(Stored records)

+++++

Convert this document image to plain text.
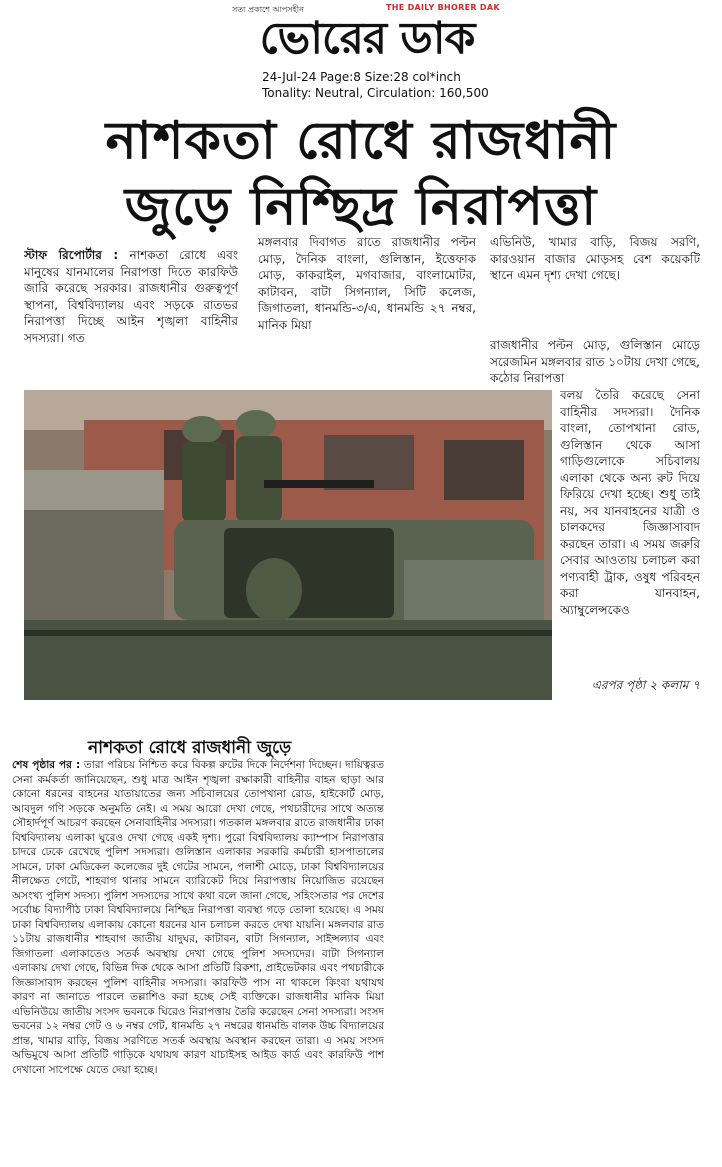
সত্য প্রকাশে আপসহীন	THE DAILY BHORER DAK
ভোরের ডাক
24-Jul-24 Page:8 Size:28 col*inch
Tonality: Neutral, Circulation: 160,500
নাশকতা রোধে রাজধানী
জুড়ে নিশ্ছিদ্র নিরাপত্তা
স্টাফ রিপোর্টার : নাশকতা রোধে এবং মানুষের যানমালের নিরাপত্তা দিতে কারফিউ জারি করেছে সরকার। রাজধানীর গুরুত্বপূর্ণ স্থাপনা, বিশ্ববিদ্যালয় এবং সড়কে রাতভর নিরাপত্তা দিচ্ছে আইন শৃঙ্খলা বাহিনীর সদস্যরা। গত
মঙ্গলবার দিবাগত রাতে রাজধানীর পল্টন মোড়, দৈনিক বাংলা, গুলিস্তান, ইত্তেফাক মোড়, কাকরাইল, মগবাজার, বাংলামোটর, কাটাবন, বাটা সিগন্যাল, সিটি কলেজ, জিগাতলা, ধানমন্ডি-৩/এ, ধানমন্ডি ২৭ নম্বর, মানিক মিয়া
এভিনিউ, খামার বাড়ি, বিজয় সরণি, কারওয়ান বাজার মোড়সহ বেশ কয়েকটি স্থানে এমন দৃশ্য দেখা গেছে।
রাজধানীর পল্টন মোড়, গুলিস্তান মোড়ে সরেজমিন মঙ্গলবার রাত ১০টায় দেখা গেছে, কঠোর নিরাপত্তা
বলয় তৈরি করেছে সেনা বাহিনীর সদস্যরা। দৈনিক বাংলা, তোপখানা রোড, গুলিস্তান থেকে আসা গাড়িগুলোকে সচিবালয় এলাকা থেকে অন্য রুট দিয়ে ফিরিয়ে দেখা হচ্ছে। শুধু তাই নয়, সব যানবাহনের যাত্রী ও চালকদের জিজ্ঞাসাবাদ করছেন তারা। এ সময় জরুরি সেবার আওতায় চলাচল করা পণ্যবাহী ট্রাক, ওষুধ পরিবহন করা যানবাহন, অ্যাম্বুলেন্সকেও
এরপর পৃষ্ঠা ২ কলাম ৭
নাশকতা রোধে রাজধানী জুড়ে
শেষ পৃষ্ঠার পর : তারা পরিচয় নিশ্চিত করে বিকল্প রুটের দিকে নির্দেশনা দিচ্ছেন। দায়িত্বরত সেনা কর্মকর্তা জানিয়েছেন, শুধু মাত্র আইন শৃঙ্খলা রক্ষাকারী বাহিনীর বাহন ছাড়া আর কোনো ধরনের বাহনের যাতায়াতের জন্য সচিবালয়ের তোপখানা রোড, হাইকোর্ট মোড়, আবদুল গণি সড়কে অনুমতি নেই। এ সময় আরো দেখা গেছে, পথচারীদের সাথে অত্যন্ত সৌহার্দপূর্ণ আচরণ করছেন সেনাবাহিনীর সদস্যরা। গতকাল মঙ্গলবার রাতে রাজধানীর ঢাকা বিশ্ববিদ্যালয় এলাকা ঘুরেও দেখা গেছে একই দৃশ্য। পুরো বিশ্ববিদ্যালয় ক্যাম্পাস নিরাপত্তার চাদরে ঢেকে রেখেছে পুলিশ সদস্যরা। গুলিস্তান এলাকার সরকারি কর্মচারী হাসপাতালের সামনে, ঢাকা মেডিকেল কলেজের দুই গেটের সামনে, পলাশী মোড়ে, ঢাকা বিশ্ববিদ্যালয়ের নীলক্ষেত গেটে, শাহবাগ থানার সামনে ব্যারিকেট দিয়ে নিরাপত্তায় নিয়োজিত রয়েছেন অসংখ্য পুলিশ সদস্য। পুলিশ সদস্যদের সাথে কথা বলে জানা গেছে, সহিংসতার পর দেশের সর্বোচ্চ বিদ্যাপীঠ ঢাকা বিশ্ববিদ্যালয়ে নিশ্ছিদ্র নিরাপত্তা ব্যবস্থা গড়ে তোলা হয়েছে। এ সময় ঢাকা বিশ্ববিদ্যালয় এলাকায় কোনো ধরনের যান চলাচল করতে দেখা যায়নি। মঙ্গলবার রাত ১১টায় রাজধানীর শাহবাগ জাতীয় যাদুঘর, কাটাবন, বাটা সিগন্যাল, সাইন্সল্যাব এবং জিগাতলা এলাকাতেও সতর্ক অবস্থায় দেখা গেছে পুলিশ সদস্যদের। বাটা সিগন্যাল এলাকায় দেখা গেছে, বিভিন্ন দিক থেকে আসা প্রতিটি রিকশা, প্রাইভেটকার এবং পথচারীকে জিজ্ঞাসাবাদ করছেন পুলিশ বাহিনীর সদস্যরা। কারফিউ পাস না থাকলে কিংবা যথাযথ কারণ না জানাতে পারলে তল্লাশিও করা হচ্ছে সেই ব্যক্তিকে। রাজধানীর মানিক মিয়া এভিনিউয়ে জাতীয় সংসদ ভবনকে ঘিরেও নিরাপত্তায় তৈরি করেছেন সেনা সদস্যরা। সংসদ ভবনের ১২ নম্বর গেট ও ৬ নম্বর গেট, ধানমন্ডি ২৭ নম্বরের ধানমন্ডি বালক উচ্চ বিদ্যালয়ের প্রান্ত, খামার বাড়ি, বিজয় সরণিতে সতর্ক অবস্থায় অবস্থান করছেন তারা। এ সময় সংসদ অভিমুখে আসা প্রতিটি গাড়িকে যথাযথ কারণ যাচাইসহ আইড কার্ড এবং কারফিউ পাশ দেখানো সাপেক্ষে যেতে দেয়া হচ্ছে।
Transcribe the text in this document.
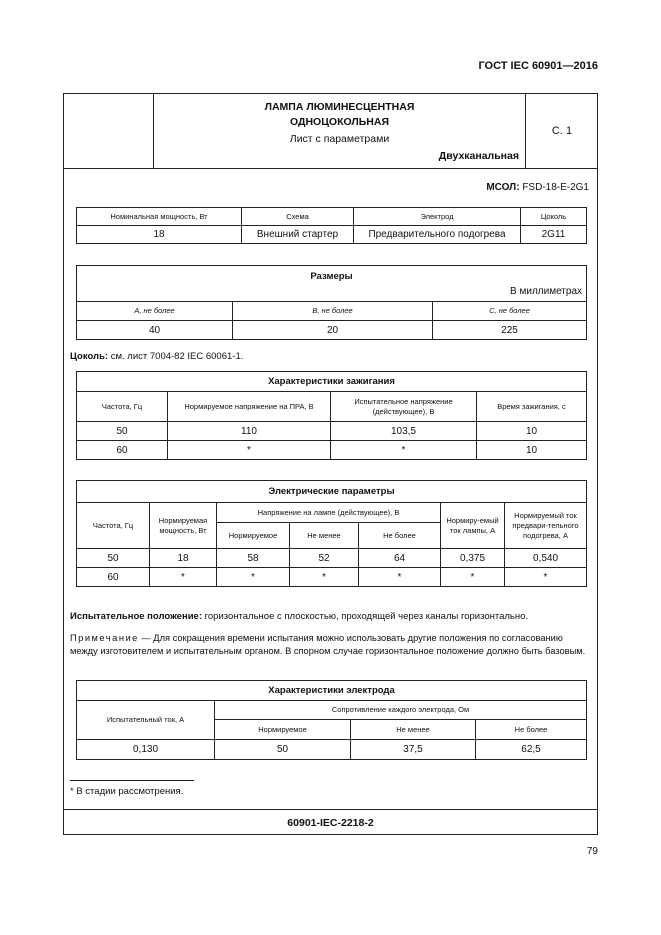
ГОСТ IEC 60901—2016
ЛАМПА ЛЮМИНЕСЦЕНТНАЯ
ОДНОЦОКОЛЬНАЯ
Лист с параметрами
Двухканальная
С. 1
МСОЛ: FSD-18-E-2G1
Номинальная мощность, Вт	Схема	Электрод	Цоколь
18	Внешний стартер	Предварительного подогрева	2G11
Размеры
В миллиметрах		

A, не более	B, не более	C, не более
40	20	225
Цоколь: см. лист 7004-82 IEC 60061-1.
Характеристики зажигания			
Частота, Гц	Нормируемое напряжение на ПРА, В	Испытательное напряжение (действующее), В	Время зажигания, с
50	110	103,5	10
60	*	*	10
Электрические параметры						
Частота, Гц	Нормируемая мощность, Вт	Напряжение на лампе (действующее), В			Нормиру-емый ток лампы, А	Нормируемый ток предвари-тельного подогрева, А
		Нормируемое	Не менее	Не более		
50	18	58	52	64	0,375	0,540
60	*	*	*	*	*	*
Испытательное положение: горизонтальное с плоскостью, проходящей через каналы горизонтально.
Примечание — Для сокращения времени испытания можно использовать другие положения по согласованию между изготовителем и испытательным органом. В спорном случае горизонтальное положение должно быть базовым.
Характеристики электрода			
Испытательный ток, А	Сопротивление каждого электрода, Ом		
	Нормируемое	Не менее	Не более
0,130	50	37,5	62,5
* В стадии рассмотрения.
60901-IEC-2218-2
79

+++++

Tally the lines of the listing in which the word "Нормируемое" occurs, and state the total alone.

3